**Required work**
Reproduce the listing word for word. Skip any image.

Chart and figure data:
· · · ·
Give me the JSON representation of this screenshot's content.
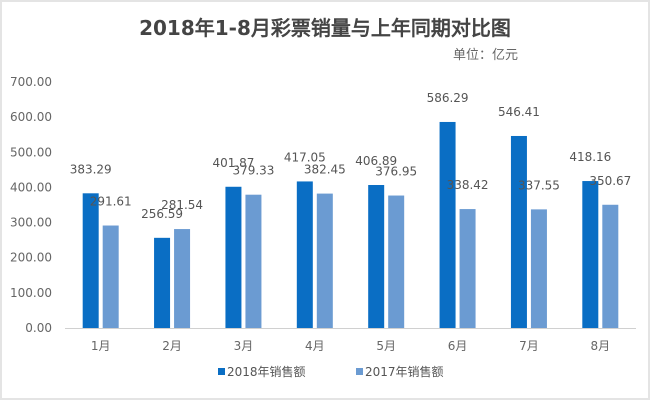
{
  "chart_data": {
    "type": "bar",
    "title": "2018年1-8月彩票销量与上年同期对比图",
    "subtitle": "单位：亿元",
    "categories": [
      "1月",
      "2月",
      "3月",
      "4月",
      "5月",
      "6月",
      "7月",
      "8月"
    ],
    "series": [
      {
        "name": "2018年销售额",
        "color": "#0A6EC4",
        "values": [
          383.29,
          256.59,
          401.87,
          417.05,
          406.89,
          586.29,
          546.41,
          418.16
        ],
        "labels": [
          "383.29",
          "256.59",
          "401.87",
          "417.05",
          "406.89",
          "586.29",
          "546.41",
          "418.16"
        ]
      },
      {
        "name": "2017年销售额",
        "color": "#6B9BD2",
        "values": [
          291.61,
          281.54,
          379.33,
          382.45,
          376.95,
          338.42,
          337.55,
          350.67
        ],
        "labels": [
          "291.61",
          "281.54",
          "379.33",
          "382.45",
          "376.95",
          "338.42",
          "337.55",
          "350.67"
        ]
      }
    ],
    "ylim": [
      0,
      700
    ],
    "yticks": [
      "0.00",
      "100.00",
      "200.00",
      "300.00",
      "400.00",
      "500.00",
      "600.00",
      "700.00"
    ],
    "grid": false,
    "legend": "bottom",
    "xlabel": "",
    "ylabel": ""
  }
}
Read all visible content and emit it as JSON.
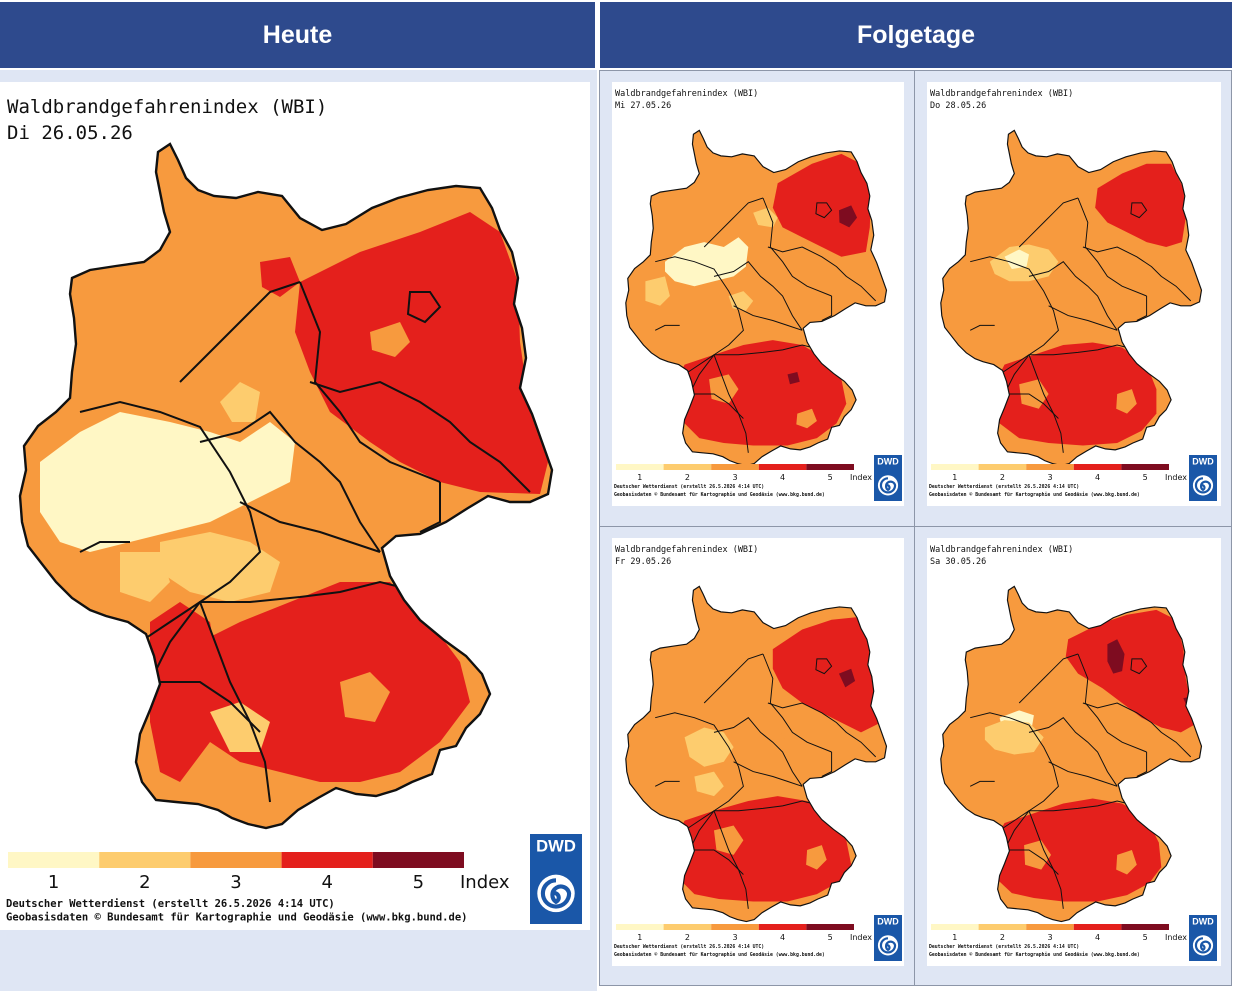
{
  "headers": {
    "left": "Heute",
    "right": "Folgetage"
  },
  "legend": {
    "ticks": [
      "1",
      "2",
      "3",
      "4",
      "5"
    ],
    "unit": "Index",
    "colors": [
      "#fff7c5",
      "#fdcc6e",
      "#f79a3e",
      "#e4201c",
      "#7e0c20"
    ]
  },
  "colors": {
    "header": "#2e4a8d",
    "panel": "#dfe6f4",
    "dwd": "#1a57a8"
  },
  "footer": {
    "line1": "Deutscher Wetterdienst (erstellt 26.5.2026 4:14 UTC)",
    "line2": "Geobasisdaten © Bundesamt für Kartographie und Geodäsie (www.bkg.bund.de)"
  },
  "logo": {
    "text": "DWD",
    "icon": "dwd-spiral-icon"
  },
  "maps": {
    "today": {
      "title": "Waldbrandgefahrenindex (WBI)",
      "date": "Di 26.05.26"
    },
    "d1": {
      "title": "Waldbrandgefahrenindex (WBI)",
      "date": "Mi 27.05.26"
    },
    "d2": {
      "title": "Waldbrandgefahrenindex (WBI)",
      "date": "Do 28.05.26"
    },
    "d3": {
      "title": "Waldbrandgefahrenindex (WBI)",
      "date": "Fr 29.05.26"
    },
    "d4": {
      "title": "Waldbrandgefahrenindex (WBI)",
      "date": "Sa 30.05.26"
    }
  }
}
· · · ·
**Exercise response**
Give me the JSON representation of this screenshot's content.
{
  "chart_data": {
    "type": "bar",
    "title": "2018年1-8月彩票销量与上年同期对比图",
    "subtitle": "单位：亿元",
    "categories": [
      "1月",
      "2月",
      "3月",
      "4月",
      "5月",
      "6月",
      "7月",
      "8月"
    ],
    "series": [
      {
        "name": "2018年销售额",
        "color": "#0A6EC4",
        "values": [
          383.29,
          256.59,
          401.87,
          417.05,
          406.89,
          586.29,
          546.41,
          418.16
        ],
        "labels": [
          "383.29",
          "256.59",
          "401.87",
          "417.05",
          "406.89",
          "586.29",
          "546.41",
          "418.16"
        ]
      },
      {
        "name": "2017年销售额",
        "color": "#6B9BD2",
        "values": [
          291.61,
          281.54,
          379.33,
          382.45,
          376.95,
          338.42,
          337.55,
          350.67
        ],
        "labels": [
          "291.61",
          "281.54",
          "379.33",
          "382.45",
          "376.95",
          "338.42",
          "337.55",
          "350.67"
        ]
      }
    ],
    "ylim": [
      0,
      700
    ],
    "yticks": [
      "0.00",
      "100.00",
      "200.00",
      "300.00",
      "400.00",
      "500.00",
      "600.00",
      "700.00"
    ],
    "grid": false,
    "legend": "bottom",
    "xlabel": "",
    "ylabel": ""
  }
}
Read all visible content and emit it as JSON.
{
  "headers": {
    "left": "Heute",
    "right": "Folgetage"
  },
  "legend": {
    "ticks": [
      "1",
      "2",
      "3",
      "4",
      "5"
    ],
    "unit": "Index",
    "colors": [
      "#fff7c5",
      "#fdcc6e",
      "#f79a3e",
      "#e4201c",
      "#7e0c20"
    ]
  },
  "colors": {
    "header": "#2e4a8d",
    "panel": "#dfe6f4",
    "dwd": "#1a57a8"
  },
  "footer": {
    "line1": "Deutscher Wetterdienst (erstellt 26.5.2026 4:14 UTC)",
    "line2": "Geobasisdaten © Bundesamt für Kartographie und Geodäsie (www.bkg.bund.de)"
  },
  "logo": {
    "text": "DWD",
    "icon": "dwd-spiral-icon"
  },
  "maps": {
    "today": {
      "title": "Waldbrandgefahrenindex (WBI)",
      "date": "Di 26.05.26"
    },
    "d1": {
      "title": "Waldbrandgefahrenindex (WBI)",
      "date": "Mi 27.05.26"
    },
    "d2": {
      "title": "Waldbrandgefahrenindex (WBI)",
      "date": "Do 28.05.26"
    },
    "d3": {
      "title": "Waldbrandgefahrenindex (WBI)",
      "date": "Fr 29.05.26"
    },
    "d4": {
      "title": "Waldbrandgefahrenindex (WBI)",
      "date": "Sa 30.05.26"
    }
  }
}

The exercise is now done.